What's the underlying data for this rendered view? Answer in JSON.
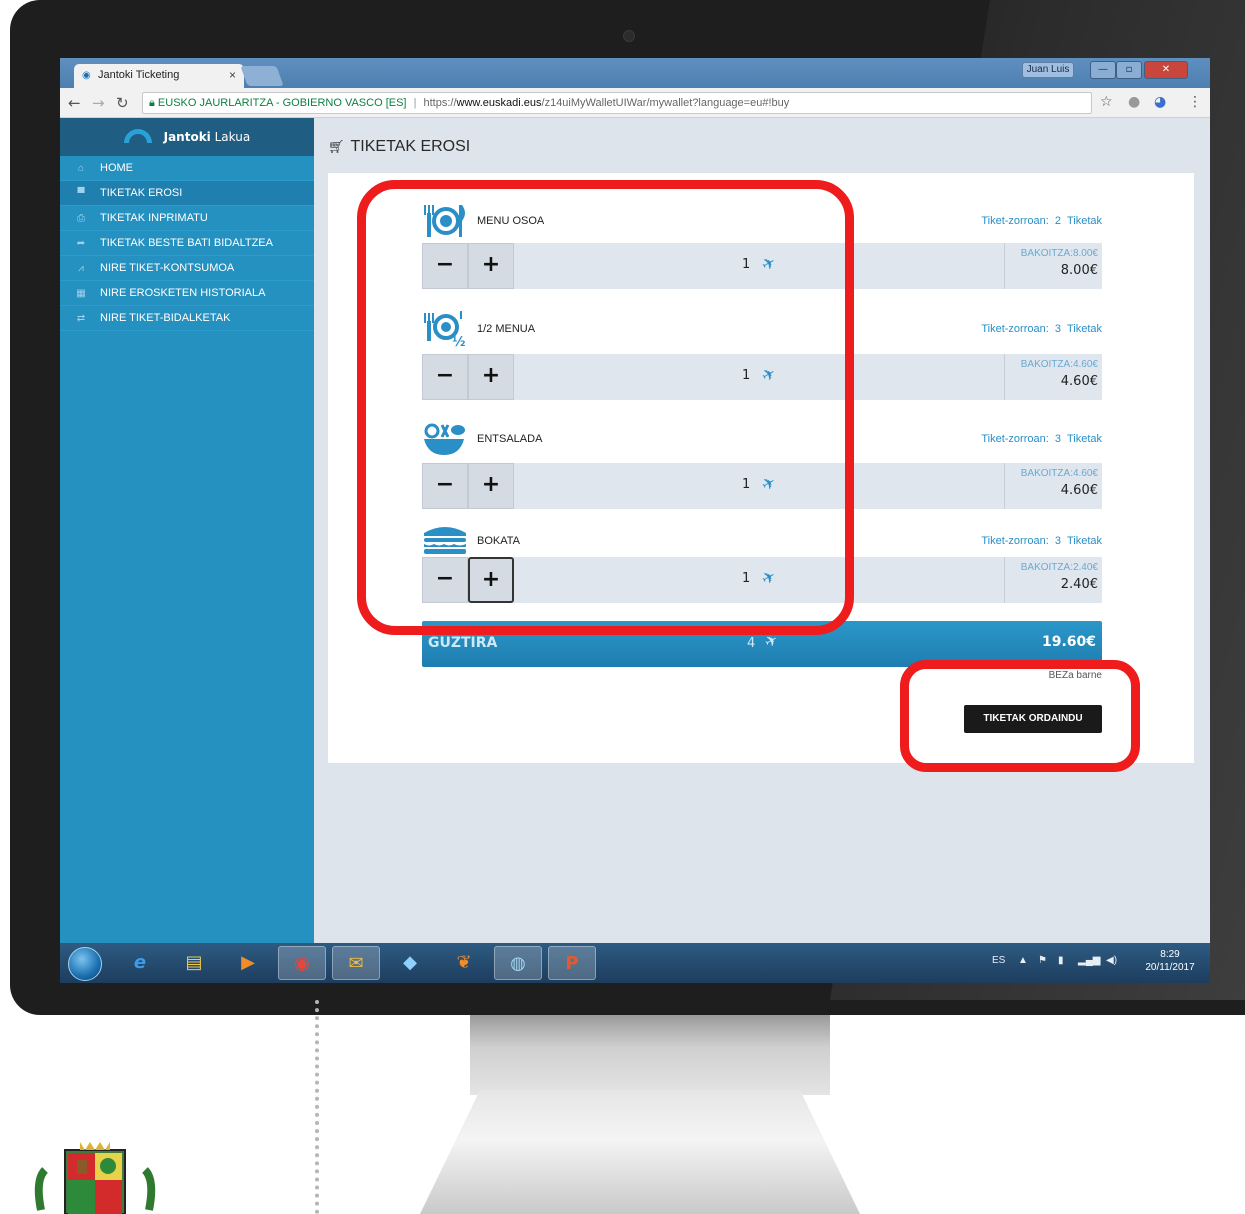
{
  "browser": {
    "tab_title": "Jantoki Ticketing",
    "tab_close": "×",
    "window_user": "Juan Luis",
    "url_org": "EUSKO JAURLARITZA - GOBIERNO VASCO [ES]",
    "url_separator": "|",
    "url_scheme": "https://",
    "url_host": "www.euskadi.eus",
    "url_path": "/z14uiMyWalletUIWar/mywallet?language=eu#!buy"
  },
  "sidebar": {
    "brand_strong": "Jantoki",
    "brand_rest": "Lakua",
    "items": [
      {
        "label": "HOME",
        "icon": "home-icon",
        "glyph": "⌂"
      },
      {
        "label": "TIKETAK EROSI",
        "icon": "cart-icon",
        "glyph": "▀"
      },
      {
        "label": "TIKETAK INPRIMATU",
        "icon": "print-icon",
        "glyph": "⎙"
      },
      {
        "label": "TIKETAK BESTE BATI BIDALTZEA",
        "icon": "share-icon",
        "glyph": "➦"
      },
      {
        "label": "NIRE TIKET-KONTSUMOA",
        "icon": "chart-icon",
        "glyph": "⩘"
      },
      {
        "label": "NIRE EROSKETEN HISTORIALA",
        "icon": "calculator-icon",
        "glyph": "▦"
      },
      {
        "label": "NIRE TIKET-BIDALKETAK",
        "icon": "transfer-icon",
        "glyph": "⇄"
      }
    ]
  },
  "main": {
    "page_title": "TIKETAK EROSI",
    "wallet_unit": "Tiketak",
    "wallet_prefix": "Tiket-zorroan:",
    "unit_price_label": "BAKOITZA:",
    "products": [
      {
        "name": "MENU OSOA",
        "icon": "full-menu-icon",
        "wallet_count": "2",
        "quantity": "1",
        "unit_price": "8.00€",
        "total": "8.00€"
      },
      {
        "name": "1/2 MENUA",
        "icon": "half-menu-icon",
        "wallet_count": "3",
        "quantity": "1",
        "unit_price": "4.60€",
        "total": "4.60€"
      },
      {
        "name": "ENTSALADA",
        "icon": "salad-icon",
        "wallet_count": "3",
        "quantity": "1",
        "unit_price": "4.60€",
        "total": "4.60€"
      },
      {
        "name": "BOKATA",
        "icon": "sandwich-icon",
        "wallet_count": "3",
        "quantity": "1",
        "unit_price": "2.40€",
        "total": "2.40€"
      }
    ],
    "total_label": "GUZTIRA",
    "total_count": "4",
    "total_sum": "19.60€",
    "vat_note": "BEZa barne",
    "pay_button": "TIKETAK ORDAINDU"
  },
  "taskbar": {
    "language": "ES",
    "time": "8:29",
    "date": "20/11/2017"
  },
  "colors": {
    "sidebar": "#2591c0",
    "accent": "#2a8fc6",
    "highlight": "#ee1c1c"
  }
}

*-*-*

▶ [JOB]: Write out the records above exactly as they stand, leaving out every picture.

▶ [FINAL ANSWER]:
What's the underlying data for this rendered view? Answer in JSON.
{
  "browser": {
    "tab_title": "Jantoki Ticketing",
    "tab_close": "×",
    "window_user": "Juan Luis",
    "url_org": "EUSKO JAURLARITZA - GOBIERNO VASCO [ES]",
    "url_separator": "|",
    "url_scheme": "https://",
    "url_host": "www.euskadi.eus",
    "url_path": "/z14uiMyWalletUIWar/mywallet?language=eu#!buy"
  },
  "sidebar": {
    "brand_strong": "Jantoki",
    "brand_rest": "Lakua",
    "items": [
      {
        "label": "HOME",
        "icon": "home-icon",
        "glyph": "⌂"
      },
      {
        "label": "TIKETAK EROSI",
        "icon": "cart-icon",
        "glyph": "▀"
      },
      {
        "label": "TIKETAK INPRIMATU",
        "icon": "print-icon",
        "glyph": "⎙"
      },
      {
        "label": "TIKETAK BESTE BATI BIDALTZEA",
        "icon": "share-icon",
        "glyph": "➦"
      },
      {
        "label": "NIRE TIKET-KONTSUMOA",
        "icon": "chart-icon",
        "glyph": "⩘"
      },
      {
        "label": "NIRE EROSKETEN HISTORIALA",
        "icon": "calculator-icon",
        "glyph": "▦"
      },
      {
        "label": "NIRE TIKET-BIDALKETAK",
        "icon": "transfer-icon",
        "glyph": "⇄"
      }
    ]
  },
  "main": {
    "page_title": "TIKETAK EROSI",
    "wallet_unit": "Tiketak",
    "wallet_prefix": "Tiket-zorroan:",
    "unit_price_label": "BAKOITZA:",
    "products": [
      {
        "name": "MENU OSOA",
        "icon": "full-menu-icon",
        "wallet_count": "2",
        "quantity": "1",
        "unit_price": "8.00€",
        "total": "8.00€"
      },
      {
        "name": "1/2 MENUA",
        "icon": "half-menu-icon",
        "wallet_count": "3",
        "quantity": "1",
        "unit_price": "4.60€",
        "total": "4.60€"
      },
      {
        "name": "ENTSALADA",
        "icon": "salad-icon",
        "wallet_count": "3",
        "quantity": "1",
        "unit_price": "4.60€",
        "total": "4.60€"
      },
      {
        "name": "BOKATA",
        "icon": "sandwich-icon",
        "wallet_count": "3",
        "quantity": "1",
        "unit_price": "2.40€",
        "total": "2.40€"
      }
    ],
    "total_label": "GUZTIRA",
    "total_count": "4",
    "total_sum": "19.60€",
    "vat_note": "BEZa barne",
    "pay_button": "TIKETAK ORDAINDU"
  },
  "taskbar": {
    "language": "ES",
    "time": "8:29",
    "date": "20/11/2017"
  },
  "colors": {
    "sidebar": "#2591c0",
    "accent": "#2a8fc6",
    "highlight": "#ee1c1c"
  }
}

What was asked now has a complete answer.